What to produce: Quote every line of the data below as it stands, omitting pictures.

** Start **

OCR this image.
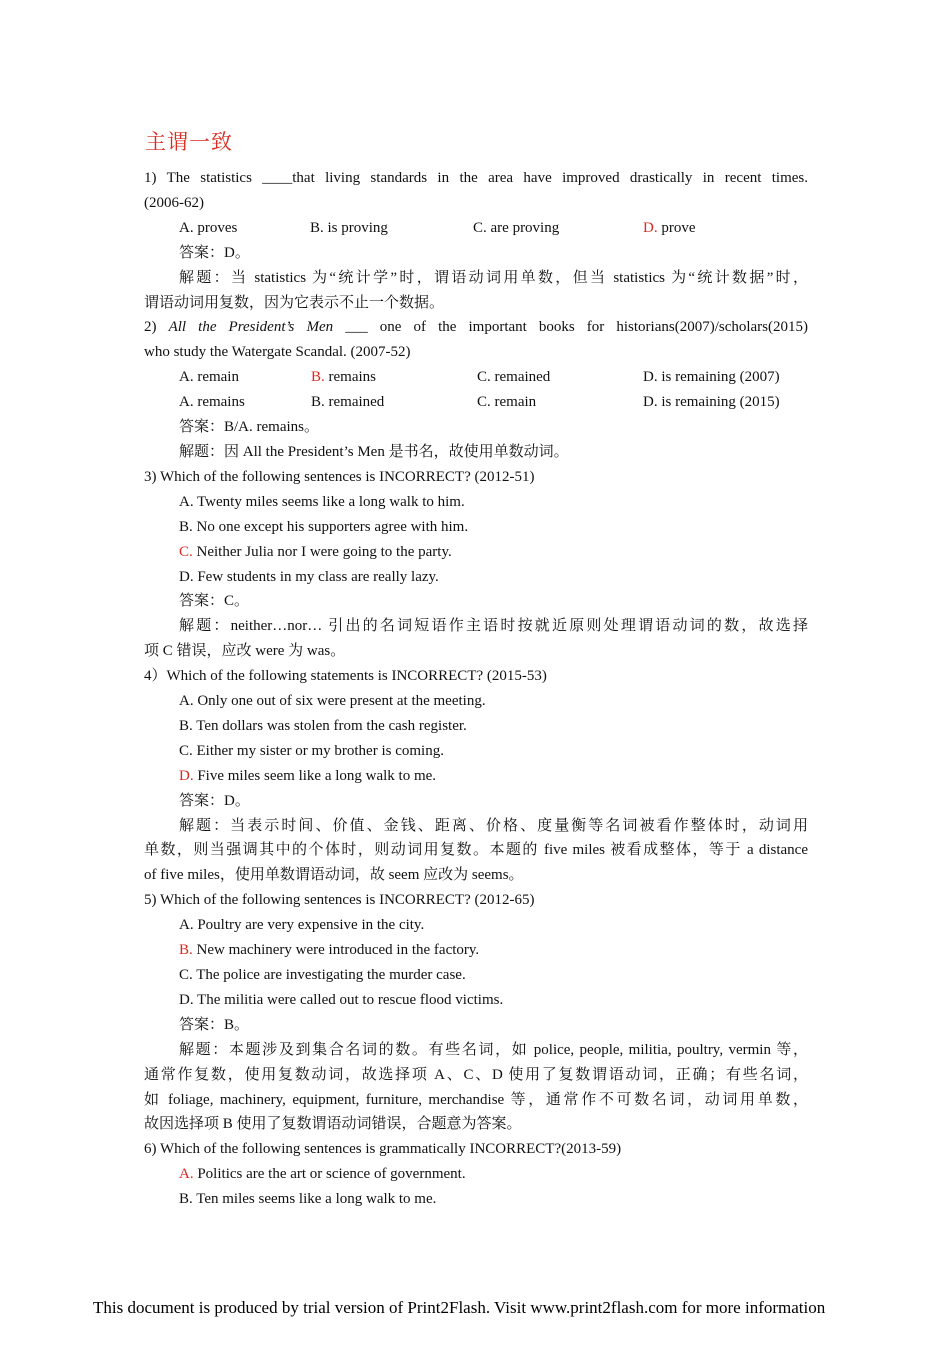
主谓一致
1) The statistics ____that living standards in the area have improved drastically in recent times.
(2006-62)
A. proves	B. is proving	C. are proving	D. prove
答案：D。
解题：当 statistics 为“统计学”时，谓语动词用单数，但当 statistics 为“统计数据”时，
谓语动词用复数，因为它表示不止一个数据。
2) All the President’s Men ___ one of the important books for historians(2007)/scholars(2015)
who study the Watergate Scandal. (2007-52)
A. remain	B. remains	C. remained	D. is remaining (2007)
A. remains	B. remained	C. remain	D. is remaining (2015)
答案：B/A. remains。
解题：因 All the President’s Men 是书名，故使用单数动词。
3) Which of the following sentences is INCORRECT? (2012-51)
A. Twenty miles seems like a long walk to him.
B. No one except his supporters agree with him.
C. Neither Julia nor I were going to the party.
D. Few students in my class are really lazy.
答案：C。
解题：neither…nor… 引出的名词短语作主语时按就近原则处理谓语动词的数，故选择
项 C 错误，应改 were 为 was。
4）Which of the following statements is INCORRECT? (2015-53)
A. Only one out of six were present at the meeting.
B. Ten dollars was stolen from the cash register.
C. Either my sister or my brother is coming.
D. Five miles seem like a long walk to me.
答案：D。
解题：当表示时间、价值、金钱、距离、价格、度量衡等名词被看作整体时，动词用
单数，则当强调其中的个体时，则动词用复数。本题的 five miles 被看成整体，等于 a distance
of five miles，使用单数谓语动词，故 seem 应改为 seems。
5) Which of the following sentences is INCORRECT? (2012-65)
A. Poultry are very expensive in the city.
B. New machinery were introduced in the factory.
C. The police are investigating the murder case.
D. The militia were called out to rescue flood victims.
答案：B。
解题：本题涉及到集合名词的数。有些名词，如 police, people, militia, poultry, vermin 等，
通常作复数，使用复数动词，故选择项 A、C、D 使用了复数谓语动词，正确；有些名词，
如 foliage, machinery, equipment, furniture, merchandise 等，通常作不可数名词，动词用单数，
故因选择项 B 使用了复数谓语动词错误，合题意为答案。
6) Which of the following sentences is grammatically INCORRECT?(2013-59)
A. Politics are the art or science of government.
B. Ten miles seems like a long walk to me.
This document is produced by trial version of Print2Flash. Visit www.print2flash.com for more information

** End **

Solution to the problem:
OCR this image.
主谓一致
1) The statistics ____that living standards in the area have improved drastically in recent times.
(2006-62)
A. proves	B. is proving	C. are proving	D. prove
答案：D。
解题：当 statistics 为“统计学”时，谓语动词用单数，但当 statistics 为“统计数据”时，
谓语动词用复数，因为它表示不止一个数据。
2) All the President’s Men ___ one of the important books for historians(2007)/scholars(2015)
who study the Watergate Scandal. (2007-52)
A. remain	B. remains	C. remained	D. is remaining (2007)
A. remains	B. remained	C. remain	D. is remaining (2015)
答案：B/A. remains。
解题：因 All the President’s Men 是书名，故使用单数动词。
3) Which of the following sentences is INCORRECT? (2012-51)
A. Twenty miles seems like a long walk to him.
B. No one except his supporters agree with him.
C. Neither Julia nor I were going to the party.
D. Few students in my class are really lazy.
答案：C。
解题：neither…nor… 引出的名词短语作主语时按就近原则处理谓语动词的数，故选择
项 C 错误，应改 were 为 was。
4）Which of the following statements is INCORRECT? (2015-53)
A. Only one out of six were present at the meeting.
B. Ten dollars was stolen from the cash register.
C. Either my sister or my brother is coming.
D. Five miles seem like a long walk to me.
答案：D。
解题：当表示时间、价值、金钱、距离、价格、度量衡等名词被看作整体时，动词用
单数，则当强调其中的个体时，则动词用复数。本题的 five miles 被看成整体，等于 a distance
of five miles，使用单数谓语动词，故 seem 应改为 seems。
5) Which of the following sentences is INCORRECT? (2012-65)
A. Poultry are very expensive in the city.
B. New machinery were introduced in the factory.
C. The police are investigating the murder case.
D. The militia were called out to rescue flood victims.
答案：B。
解题：本题涉及到集合名词的数。有些名词，如 police, people, militia, poultry, vermin 等，
通常作复数，使用复数动词，故选择项 A、C、D 使用了复数谓语动词，正确；有些名词，
如 foliage, machinery, equipment, furniture, merchandise 等，通常作不可数名词，动词用单数，
故因选择项 B 使用了复数谓语动词错误，合题意为答案。
6) Which of the following sentences is grammatically INCORRECT?(2013-59)
A. Politics are the art or science of government.
B. Ten miles seems like a long walk to me.
This document is produced by trial version of Print2Flash. Visit www.print2flash.com for more information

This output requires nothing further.